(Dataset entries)
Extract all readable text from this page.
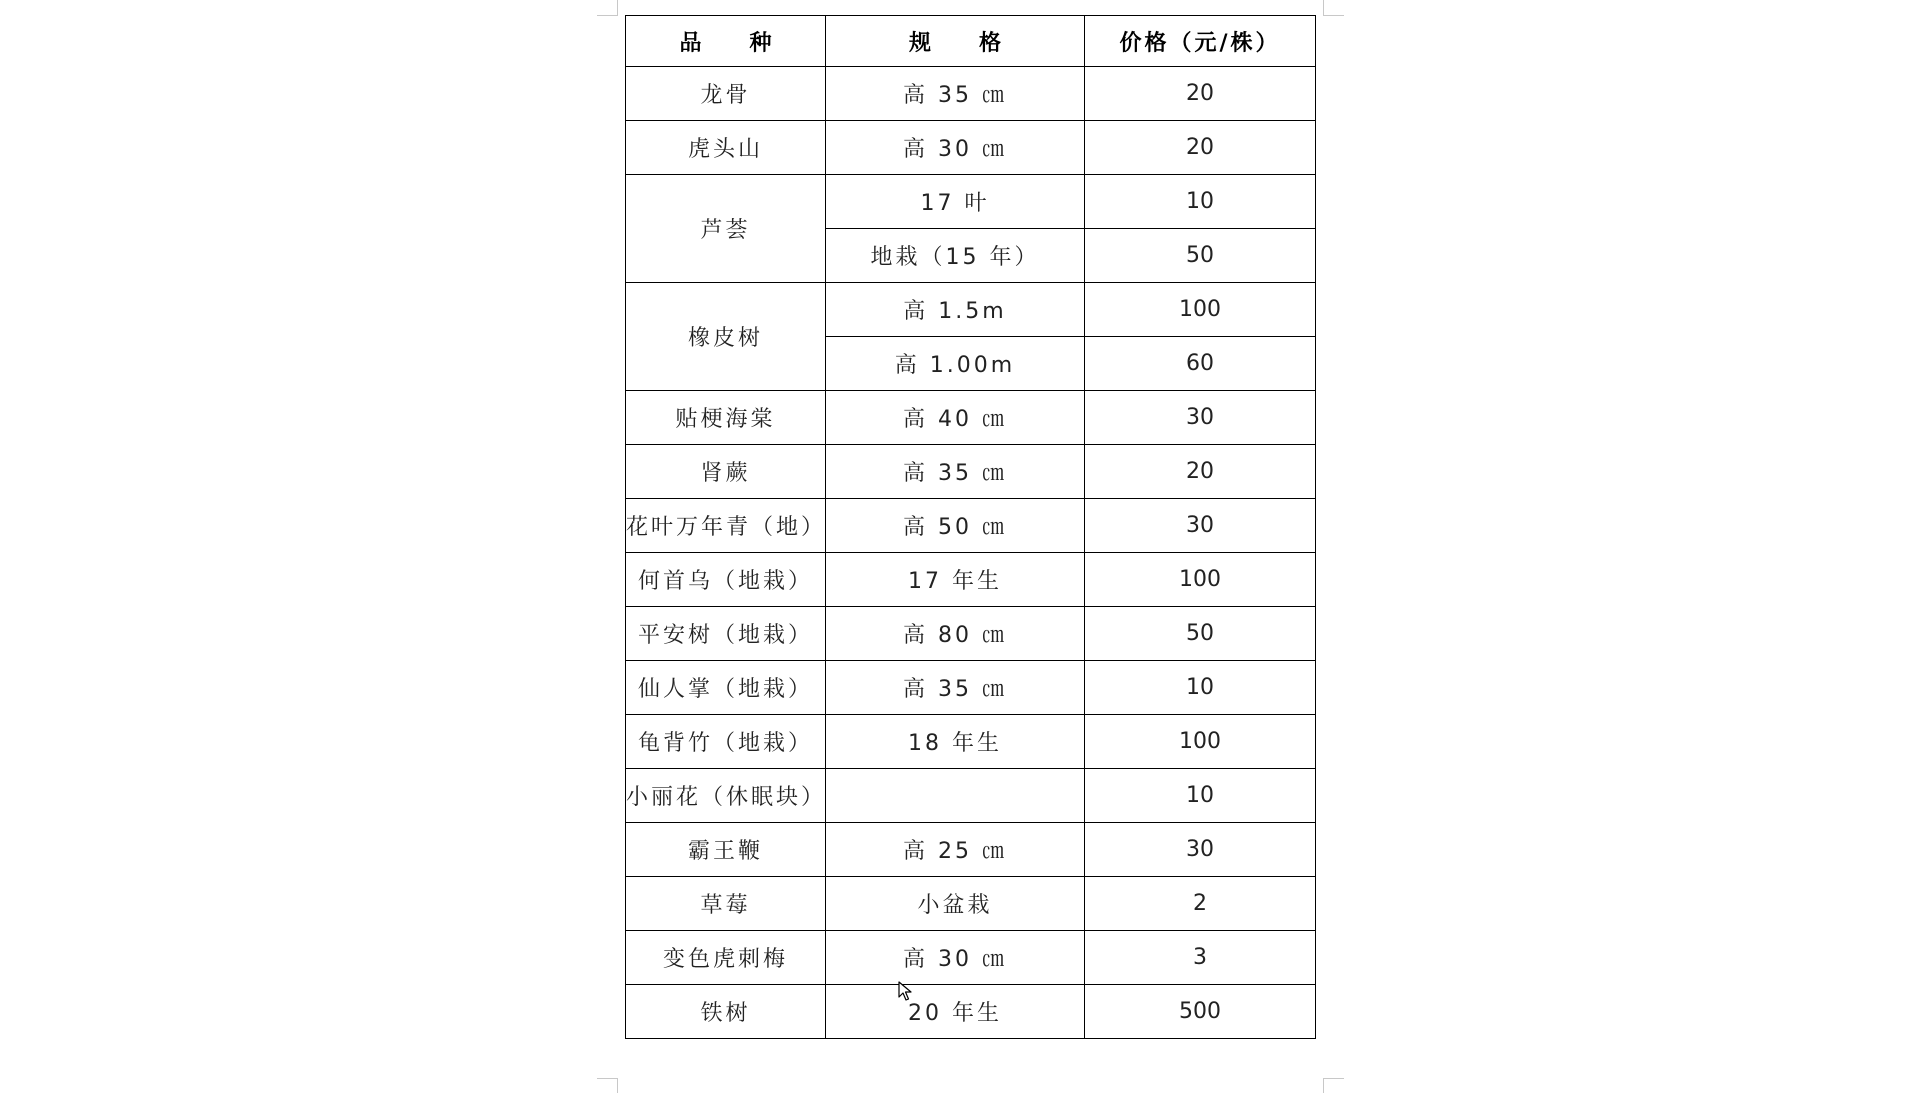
品种	规格	价格（元/株）
龙骨	高 35 ㎝	20
虎头山	高 30 ㎝	20
芦荟	17 叶	10
	地栽（15 年）	50
橡皮树	高 1.5m	100
	高 1.00m	60
贴梗海棠	高 40 ㎝	30
肾蕨	高 35 ㎝	20
花叶万年青（地）	高 50 ㎝	30
何首乌（地栽）	17 年生	100
平安树（地栽）	高 80 ㎝	50
仙人掌（地栽）	高 35 ㎝	10
龟背竹（地栽）	18 年生	100
小丽花（休眠块）		10
霸王鞭	高 25 ㎝	30
草莓	小盆栽	2
变色虎刺梅	高 30 ㎝	3
铁树	20 年生	500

→ **EXERCISE REQUIREMENTS**:
Transcribe the whole listing exactly. Pictures are excluded.

→ **RESPONSE TO THE TASK**:
Extract all readable text from this page.
品种	规格	价格（元/株）
龙骨	高 35 ㎝	20
虎头山	高 30 ㎝	20
芦荟	17 叶	10
	地栽（15 年）	50
橡皮树	高 1.5m	100
	高 1.00m	60
贴梗海棠	高 40 ㎝	30
肾蕨	高 35 ㎝	20
花叶万年青（地）	高 50 ㎝	30
何首乌（地栽）	17 年生	100
平安树（地栽）	高 80 ㎝	50
仙人掌（地栽）	高 35 ㎝	10
龟背竹（地栽）	18 年生	100
小丽花（休眠块）		10
霸王鞭	高 25 ㎝	30
草莓	小盆栽	2
变色虎刺梅	高 30 ㎝	3
铁树	20 年生	500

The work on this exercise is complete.